» **EXERCISE DESCRIPTION**:
Set out each line from the following listing that includes the word "distribution".

——————————

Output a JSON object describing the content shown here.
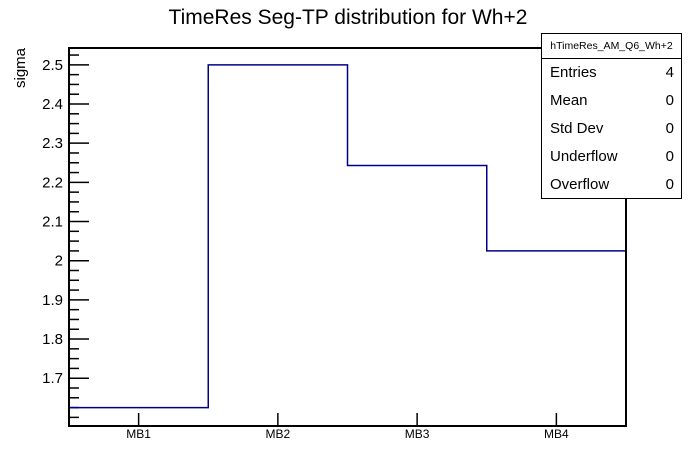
{
  "window": {
    "title": "TimeRes Seg-TP distribution for Wh+2"
  },
  "colors": {
    "hist_line": "#00008b",
    "frame": "#000000",
    "text": "#000000",
    "background": "#ffffff"
  },
  "chart_data": {
    "type": "bar",
    "subtype": "step-histogram-outline",
    "title": "TimeRes Seg-TP distribution for Wh+2",
    "categories": [
      "MB1",
      "MB2",
      "MB3",
      "MB4"
    ],
    "values": [
      1.625,
      2.5,
      2.243,
      2.025
    ],
    "xlabel": "",
    "ylabel": "sigma",
    "ylim": [
      1.578,
      2.543
    ],
    "y_major_ticks": [
      1.7,
      1.8,
      1.9,
      2.0,
      2.1,
      2.2,
      2.3,
      2.4,
      2.5
    ],
    "y_tick_labels": [
      "1.7",
      "1.8",
      "1.9",
      "2",
      "2.1",
      "2.2",
      "2.3",
      "2.4",
      "2.5"
    ],
    "y_minor_step": 0.025,
    "grid": false,
    "legend": "none",
    "line_color": "#00008b"
  },
  "stats_box": {
    "title": "hTimeRes_AM_Q6_Wh+2",
    "rows": [
      {
        "label": "Entries",
        "value": "4"
      },
      {
        "label": "Mean",
        "value": "0"
      },
      {
        "label": "Std Dev",
        "value": "0"
      },
      {
        "label": "Underflow",
        "value": "0"
      },
      {
        "label": "Overflow",
        "value": "0"
      }
    ]
  }
}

——————————

» **EXERCISE SOLUTION**:
    "title": "TimeRes Seg-TP distribution for Wh+2"
    "title": "TimeRes Seg-TP distribution for Wh+2",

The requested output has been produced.